● Your objective
Among the lines below, list those containing the string "storage".

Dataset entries
↓↓↓
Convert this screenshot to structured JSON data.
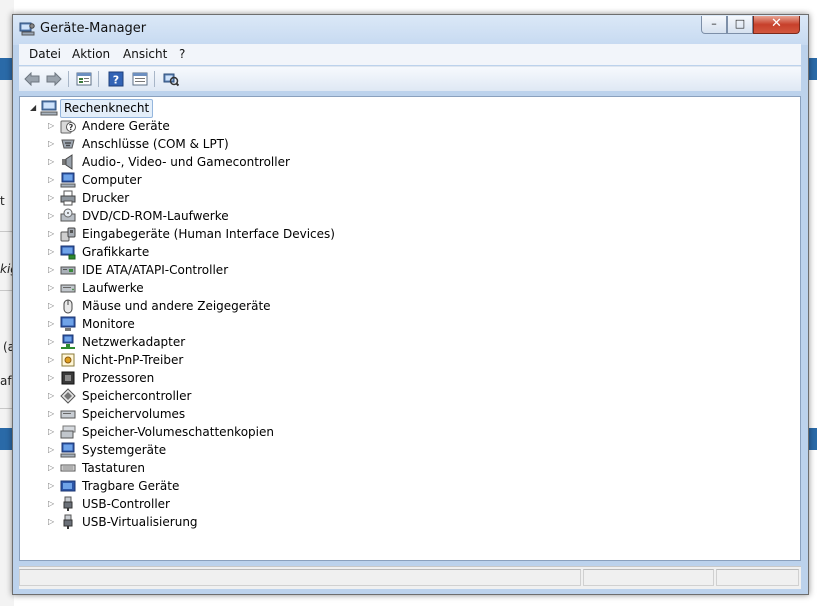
{
  "window": {
    "title": "Geräte-Manager",
    "caption_buttons": {
      "minimize": "–",
      "maximize": "□",
      "close": "✕"
    }
  },
  "menu": [
    "Datei",
    "Aktion",
    "Ansicht",
    "?"
  ],
  "toolbar": [
    "back-arrow-icon",
    "forward-arrow-icon",
    "properties-icon",
    "help-icon",
    "details-view-icon",
    "scan-hardware-icon"
  ],
  "background": {
    "fragments": [
      "t",
      "kig",
      "(a",
      "af"
    ]
  },
  "tree": {
    "root": "Rechenknecht",
    "items": [
      {
        "label": "Andere Geräte",
        "icon": "unknown-device-icon"
      },
      {
        "label": "Anschlüsse (COM & LPT)",
        "icon": "port-icon"
      },
      {
        "label": "Audio-, Video- und Gamecontroller",
        "icon": "speaker-icon"
      },
      {
        "label": "Computer",
        "icon": "computer-icon"
      },
      {
        "label": "Drucker",
        "icon": "printer-icon"
      },
      {
        "label": "DVD/CD-ROM-Laufwerke",
        "icon": "disc-drive-icon"
      },
      {
        "label": "Eingabegeräte (Human Interface Devices)",
        "icon": "hid-icon"
      },
      {
        "label": "Grafikkarte",
        "icon": "display-adapter-icon"
      },
      {
        "label": "IDE ATA/ATAPI-Controller",
        "icon": "ide-controller-icon"
      },
      {
        "label": "Laufwerke",
        "icon": "disk-drive-icon"
      },
      {
        "label": "Mäuse und andere Zeigegeräte",
        "icon": "mouse-icon"
      },
      {
        "label": "Monitore",
        "icon": "monitor-icon"
      },
      {
        "label": "Netzwerkadapter",
        "icon": "network-adapter-icon"
      },
      {
        "label": "Nicht-PnP-Treiber",
        "icon": "non-pnp-driver-icon"
      },
      {
        "label": "Prozessoren",
        "icon": "processor-icon"
      },
      {
        "label": "Speichercontroller",
        "icon": "storage-controller-icon"
      },
      {
        "label": "Speichervolumes",
        "icon": "storage-volume-icon"
      },
      {
        "label": "Speicher-Volumeschattenkopien",
        "icon": "shadow-copy-icon"
      },
      {
        "label": "Systemgeräte",
        "icon": "system-device-icon"
      },
      {
        "label": "Tastaturen",
        "icon": "keyboard-icon"
      },
      {
        "label": "Tragbare Geräte",
        "icon": "portable-device-icon"
      },
      {
        "label": "USB-Controller",
        "icon": "usb-icon"
      },
      {
        "label": "USB-Virtualisierung",
        "icon": "usb-icon"
      }
    ]
  },
  "status": {
    "cells": [
      "",
      "",
      ""
    ]
  }
}
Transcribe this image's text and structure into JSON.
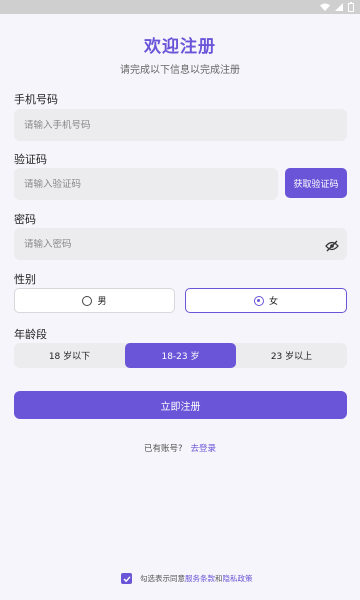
{
  "page": {
    "title": "欢迎注册",
    "subtitle": "请完成以下信息以完成注册"
  },
  "form": {
    "phone_label": "手机号码",
    "phone_placeholder": "请输入手机号码",
    "phone_value": "",
    "code_label": "验证码",
    "code_placeholder": "请输入验证码",
    "code_value": "",
    "get_code_button": "获取验证码",
    "password_label": "密码",
    "password_placeholder": "请输入密码",
    "password_value": "",
    "gender_label": "性别",
    "gender_options": [
      {
        "label": "男",
        "selected": false
      },
      {
        "label": "女",
        "selected": true
      }
    ],
    "age_label": "年龄段",
    "age_options": [
      {
        "label": "18 岁以下",
        "selected": false
      },
      {
        "label": "18-23 岁",
        "selected": true
      },
      {
        "label": "23 岁以上",
        "selected": false
      }
    ],
    "submit_button": "立即注册"
  },
  "login": {
    "prompt": "已有账号?",
    "link": "去登录"
  },
  "agreement": {
    "checked": true,
    "prefix": "勾选表示同意",
    "terms": "服务条款",
    "and": "和",
    "privacy": "隐私政策"
  },
  "colors": {
    "accent": "#6a55d8",
    "field_bg": "#ececef",
    "page_bg": "#f6f5fb"
  },
  "icons": {
    "status": [
      "wifi-icon",
      "signal-icon",
      "battery-icon"
    ],
    "password_toggle": "eye-off-icon",
    "check": "checkmark-icon"
  }
}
↑↑↑
● Task answer
        "icon": "storage-controller-icon"
        "icon": "storage-volume-icon"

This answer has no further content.